* Work instructions
Locate the line that contains "Give me the". Retype it and every line after it to the end of the records, exactly, but not the pictures.

* Recorded data
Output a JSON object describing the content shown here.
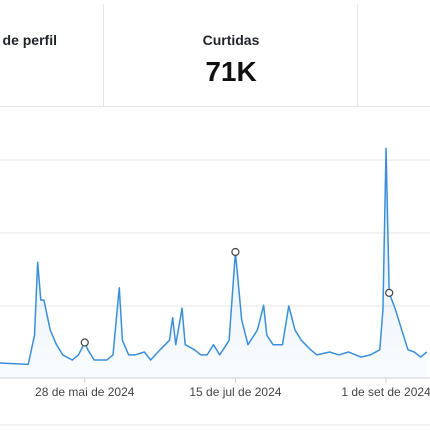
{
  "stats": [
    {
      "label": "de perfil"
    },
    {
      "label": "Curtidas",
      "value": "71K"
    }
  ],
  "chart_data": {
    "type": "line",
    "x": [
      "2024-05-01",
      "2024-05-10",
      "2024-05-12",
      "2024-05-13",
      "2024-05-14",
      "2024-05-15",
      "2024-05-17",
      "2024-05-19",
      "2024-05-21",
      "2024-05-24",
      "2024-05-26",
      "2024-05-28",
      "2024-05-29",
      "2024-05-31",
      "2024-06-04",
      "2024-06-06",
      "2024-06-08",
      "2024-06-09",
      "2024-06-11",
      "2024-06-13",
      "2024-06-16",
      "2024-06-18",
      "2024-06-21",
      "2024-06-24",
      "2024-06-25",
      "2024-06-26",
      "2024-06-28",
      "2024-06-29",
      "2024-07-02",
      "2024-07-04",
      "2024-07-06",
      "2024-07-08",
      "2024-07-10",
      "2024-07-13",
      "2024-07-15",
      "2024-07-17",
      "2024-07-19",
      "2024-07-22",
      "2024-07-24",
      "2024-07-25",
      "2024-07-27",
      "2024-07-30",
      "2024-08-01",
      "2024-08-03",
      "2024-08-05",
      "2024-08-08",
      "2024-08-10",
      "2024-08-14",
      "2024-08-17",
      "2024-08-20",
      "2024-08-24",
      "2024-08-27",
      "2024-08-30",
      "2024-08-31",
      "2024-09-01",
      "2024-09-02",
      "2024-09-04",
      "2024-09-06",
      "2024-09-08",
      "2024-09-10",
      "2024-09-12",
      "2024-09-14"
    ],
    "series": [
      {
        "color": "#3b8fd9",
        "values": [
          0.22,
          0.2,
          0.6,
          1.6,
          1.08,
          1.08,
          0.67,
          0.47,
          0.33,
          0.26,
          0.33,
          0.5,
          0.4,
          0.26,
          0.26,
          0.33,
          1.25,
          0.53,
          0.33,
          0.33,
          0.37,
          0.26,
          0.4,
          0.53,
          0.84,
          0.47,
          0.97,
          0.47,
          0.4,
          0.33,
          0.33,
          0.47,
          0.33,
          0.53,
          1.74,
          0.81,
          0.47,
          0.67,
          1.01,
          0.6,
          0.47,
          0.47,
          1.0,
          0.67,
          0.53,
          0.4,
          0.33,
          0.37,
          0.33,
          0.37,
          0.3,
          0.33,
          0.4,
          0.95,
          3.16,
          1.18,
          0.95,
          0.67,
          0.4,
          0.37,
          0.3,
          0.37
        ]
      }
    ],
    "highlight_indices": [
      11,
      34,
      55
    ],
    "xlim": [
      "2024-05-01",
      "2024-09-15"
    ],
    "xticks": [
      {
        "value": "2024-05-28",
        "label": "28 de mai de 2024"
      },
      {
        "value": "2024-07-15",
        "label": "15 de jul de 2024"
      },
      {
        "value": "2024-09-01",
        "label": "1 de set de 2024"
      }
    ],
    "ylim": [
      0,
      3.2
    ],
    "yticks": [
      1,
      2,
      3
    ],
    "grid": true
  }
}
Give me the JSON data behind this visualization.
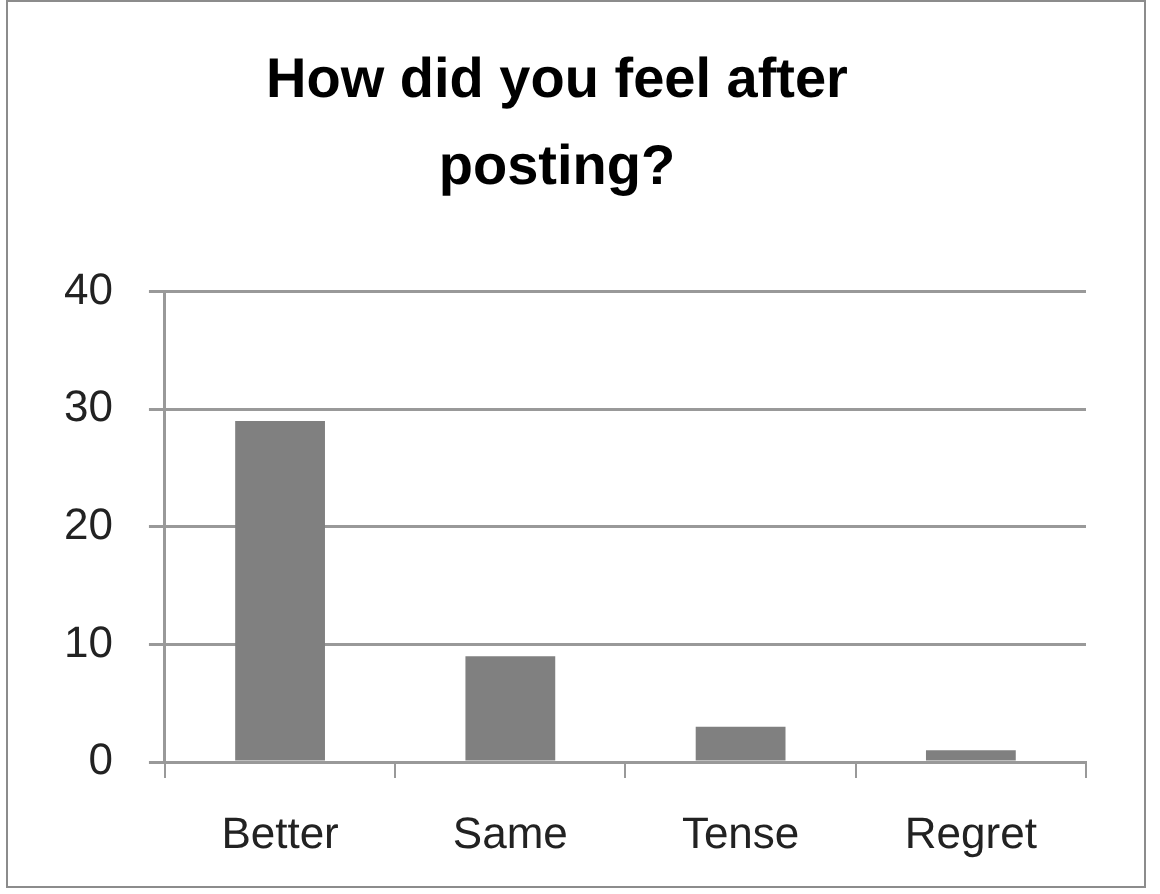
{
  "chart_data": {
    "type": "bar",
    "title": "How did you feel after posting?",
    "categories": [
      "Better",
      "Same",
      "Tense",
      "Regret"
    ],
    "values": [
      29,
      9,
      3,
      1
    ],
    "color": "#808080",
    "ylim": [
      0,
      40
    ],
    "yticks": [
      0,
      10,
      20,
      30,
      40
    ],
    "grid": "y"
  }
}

* Answer to the exercise
Give me the JSON data behind this visualization.
{
  "chart_data": {
    "type": "bar",
    "title": "How did you feel after posting?",
    "categories": [
      "Better",
      "Same",
      "Tense",
      "Regret"
    ],
    "values": [
      29,
      9,
      3,
      1
    ],
    "color": "#808080",
    "ylim": [
      0,
      40
    ],
    "yticks": [
      0,
      10,
      20,
      30,
      40
    ],
    "grid": "y"
  }
}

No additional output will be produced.